* _Exercise requirements_
Update every entry below by replacing "Patent image size" with "Drawing dimensions", changing nothing else, and leave the pictures out of your answer.

-- start Stored data --

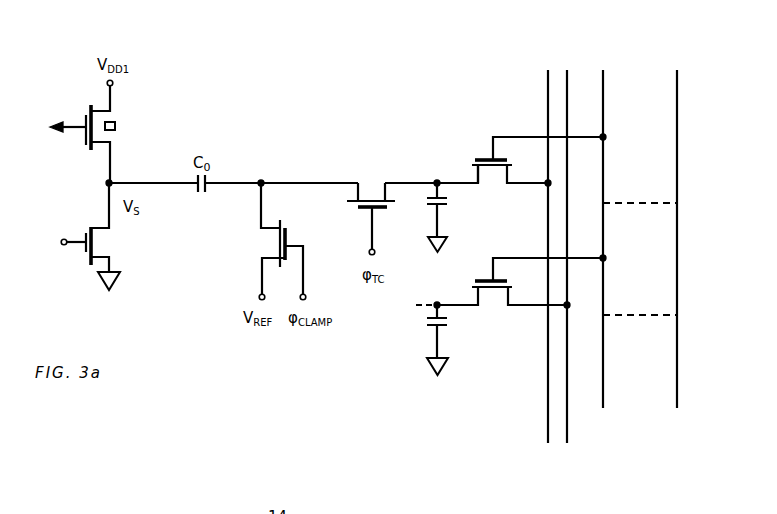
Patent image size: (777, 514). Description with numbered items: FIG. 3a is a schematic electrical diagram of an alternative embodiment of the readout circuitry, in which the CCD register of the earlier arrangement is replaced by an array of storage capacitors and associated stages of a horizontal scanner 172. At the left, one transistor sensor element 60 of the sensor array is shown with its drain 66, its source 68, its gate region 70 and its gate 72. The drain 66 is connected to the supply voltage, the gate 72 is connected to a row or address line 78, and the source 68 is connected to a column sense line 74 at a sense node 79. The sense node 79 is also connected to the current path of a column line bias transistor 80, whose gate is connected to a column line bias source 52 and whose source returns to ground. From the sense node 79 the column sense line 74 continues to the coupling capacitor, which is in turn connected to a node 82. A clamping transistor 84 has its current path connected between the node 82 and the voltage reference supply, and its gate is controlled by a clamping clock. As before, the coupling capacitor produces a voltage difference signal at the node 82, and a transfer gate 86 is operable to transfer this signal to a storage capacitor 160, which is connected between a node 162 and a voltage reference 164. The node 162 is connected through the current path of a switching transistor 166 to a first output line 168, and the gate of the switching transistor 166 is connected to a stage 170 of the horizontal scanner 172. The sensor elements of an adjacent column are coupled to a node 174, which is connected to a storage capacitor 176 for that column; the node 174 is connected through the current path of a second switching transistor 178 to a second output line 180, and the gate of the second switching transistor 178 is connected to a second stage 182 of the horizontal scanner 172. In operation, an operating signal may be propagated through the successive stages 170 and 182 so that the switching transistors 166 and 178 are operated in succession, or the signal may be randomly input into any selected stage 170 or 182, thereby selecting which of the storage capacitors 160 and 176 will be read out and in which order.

The column line bias source 52 is at (65, 239).
The transistor sensor element 60 is at (118, 130).
The drain 66 is at (111, 101).
The source 68 is at (110, 148).
The gate region 70 is at (115, 127).
The gate 72 is at (84, 140).
The column sense line 74 is at (172, 185).
The row line 78 is at (76, 124).
The sense node 79 is at (108, 184).
The column line bias transistor 80 is at (81, 236).
The node 82 is at (262, 181).
The clamping transistor 84 is at (285, 225).
The transfer gate 86 is at (356, 211).
The storage capacitor 160 is at (449, 203).
The node 162 is at (435, 180).
The voltage reference 164 is at (428, 243).
The switching transistor 166 is at (493, 173).
The first output line 168 is at (547, 105).
The stage of horizontal scanner 170 is at (656, 156).
The horizontal scanner 172 is at (645, 58).
The node 174 is at (440, 301).
The storage capacitor 176 is at (449, 322).
The second switching transistor 178 is at (497, 297).
The second output line 180 is at (565, 392).
The second stage 182 is at (656, 277).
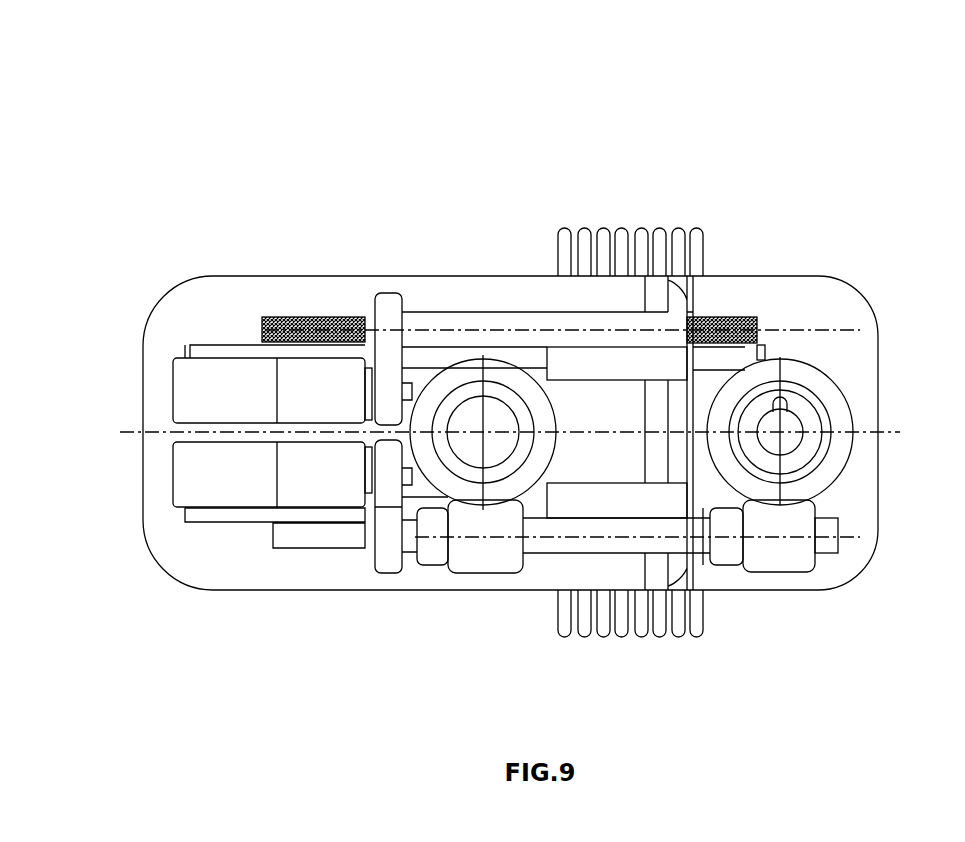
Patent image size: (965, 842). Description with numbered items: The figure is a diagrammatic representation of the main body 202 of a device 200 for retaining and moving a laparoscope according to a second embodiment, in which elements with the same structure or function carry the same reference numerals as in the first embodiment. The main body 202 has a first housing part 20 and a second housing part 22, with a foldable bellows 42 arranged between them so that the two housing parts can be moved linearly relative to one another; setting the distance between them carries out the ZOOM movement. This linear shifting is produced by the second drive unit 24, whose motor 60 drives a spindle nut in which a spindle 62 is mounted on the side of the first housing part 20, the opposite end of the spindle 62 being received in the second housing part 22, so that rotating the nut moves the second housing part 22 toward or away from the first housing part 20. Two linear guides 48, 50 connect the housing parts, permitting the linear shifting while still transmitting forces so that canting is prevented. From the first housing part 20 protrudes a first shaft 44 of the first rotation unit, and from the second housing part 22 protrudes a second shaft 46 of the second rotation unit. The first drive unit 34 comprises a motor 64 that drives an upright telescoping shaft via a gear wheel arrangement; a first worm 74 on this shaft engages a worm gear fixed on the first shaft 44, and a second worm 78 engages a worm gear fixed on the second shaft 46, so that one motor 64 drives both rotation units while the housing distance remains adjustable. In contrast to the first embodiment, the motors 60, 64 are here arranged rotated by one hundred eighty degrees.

The device 200 is at (760, 120).
The main body 202 is at (619, 188).
The first housing part 20 is at (432, 274).
The second housing part 22 is at (862, 302).
The second drive unit 24 is at (140, 341).
The first drive unit 34 is at (136, 527).
The foldable bellows 42 is at (607, 638).
The first shaft 44 is at (493, 420).
The second shaft 46 is at (796, 413).
The linear guide 48 is at (703, 508).
The linear guide 50 is at (755, 355).
The motor 60 is at (303, 375).
The spindle 62 is at (335, 318).
The motor 64 is at (307, 480).
The first worm 74 is at (482, 562).
The second worm 78 is at (783, 557).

-- end Stored data --

* _Final answer_
Drawing dimensions: (777, 514). Description with numbered items: FIG. 3a is a schematic electrical diagram of an alternative embodiment of the readout circuitry, in which the CCD register of the earlier arrangement is replaced by an array of storage capacitors and associated stages of a horizontal scanner 172. At the left, one transistor sensor element 60 of the sensor array is shown with its drain 66, its source 68, its gate region 70 and its gate 72. The drain 66 is connected to the supply voltage, the gate 72 is connected to a row or address line 78, and the source 68 is connected to a column sense line 74 at a sense node 79. The sense node 79 is also connected to the current path of a column line bias transistor 80, whose gate is connected to a column line bias source 52 and whose source returns to ground. From the sense node 79 the column sense line 74 continues to the coupling capacitor, which is in turn connected to a node 82. A clamping transistor 84 has its current path connected between the node 82 and the voltage reference supply, and its gate is controlled by a clamping clock. As before, the coupling capacitor produces a voltage difference signal at the node 82, and a transfer gate 86 is operable to transfer this signal to a storage capacitor 160, which is connected between a node 162 and a voltage reference 164. The node 162 is connected through the current path of a switching transistor 166 to a first output line 168, and the gate of the switching transistor 166 is connected to a stage 170 of the horizontal scanner 172. The sensor elements of an adjacent column are coupled to a node 174, which is connected to a storage capacitor 176 for that column; the node 174 is connected through the current path of a second switching transistor 178 to a second output line 180, and the gate of the second switching transistor 178 is connected to a second stage 182 of the horizontal scanner 172. In operation, an operating signal may be propagated through the successive stages 170 and 182 so that the switching transistors 166 and 178 are operated in succession, or the signal may be randomly input into any selected stage 170 or 182, thereby selecting which of the storage capacitors 160 and 176 will be read out and in which order.

The column line bias source 52 is at (65, 239).
The transistor sensor element 60 is at (118, 130).
The drain 66 is at (111, 101).
The source 68 is at (110, 148).
The gate region 70 is at (115, 127).
The gate 72 is at (84, 140).
The column sense line 74 is at (172, 185).
The row line 78 is at (76, 124).
The sense node 79 is at (108, 184).
The column line bias transistor 80 is at (81, 236).
The node 82 is at (262, 181).
The clamping transistor 84 is at (285, 225).
The transfer gate 86 is at (356, 211).
The storage capacitor 160 is at (449, 203).
The node 162 is at (435, 180).
The voltage reference 164 is at (428, 243).
The switching transistor 166 is at (493, 173).
The first output line 168 is at (547, 105).
The stage of horizontal scanner 170 is at (656, 156).
The horizontal scanner 172 is at (645, 58).
The node 174 is at (440, 301).
The storage capacitor 176 is at (449, 322).
The second switching transistor 178 is at (497, 297).
The second output line 180 is at (565, 392).
The second stage 182 is at (656, 277).
Drawing dimensions: (965, 842). Description with numbered items: The figure is a diagrammatic representation of the main body 202 of a device 200 for retaining and moving a laparoscope according to a second embodiment, in which elements with the same structure or function carry the same reference numerals as in the first embodiment. The main body 202 has a first housing part 20 and a second housing part 22, with a foldable bellows 42 arranged between them so that the two housing parts can be moved linearly relative to one another; setting the distance between them carries out the ZOOM movement. This linear shifting is produced by the second drive unit 24, whose motor 60 drives a spindle nut in which a spindle 62 is mounted on the side of the first housing part 20, the opposite end of the spindle 62 being received in the second housing part 22, so that rotating the nut moves the second housing part 22 toward or away from the first housing part 20. Two linear guides 48, 50 connect the housing parts, permitting the linear shifting while still transmitting forces so that canting is prevented. From the first housing part 20 protrudes a first shaft 44 of the first rotation unit, and from the second housing part 22 protrudes a second shaft 46 of the second rotation unit. The first drive unit 34 comprises a motor 64 that drives an upright telescoping shaft via a gear wheel arrangement; a first worm 74 on this shaft engages a worm gear fixed on the first shaft 44, and a second worm 78 engages a worm gear fixed on the second shaft 46, so that one motor 64 drives both rotation units while the housing distance remains adjustable. In contrast to the first embodiment, the motors 60, 64 are here arranged rotated by one hundred eighty degrees.

The device 200 is at (760, 120).
The main body 202 is at (619, 188).
The first housing part 20 is at (432, 274).
The second housing part 22 is at (862, 302).
The second drive unit 24 is at (140, 341).
The first drive unit 34 is at (136, 527).
The foldable bellows 42 is at (607, 638).
The first shaft 44 is at (493, 420).
The second shaft 46 is at (796, 413).
The linear guide 48 is at (703, 508).
The linear guide 50 is at (755, 355).
The motor 60 is at (303, 375).
The spindle 62 is at (335, 318).
The motor 64 is at (307, 480).
The first worm 74 is at (482, 562).
The second worm 78 is at (783, 557).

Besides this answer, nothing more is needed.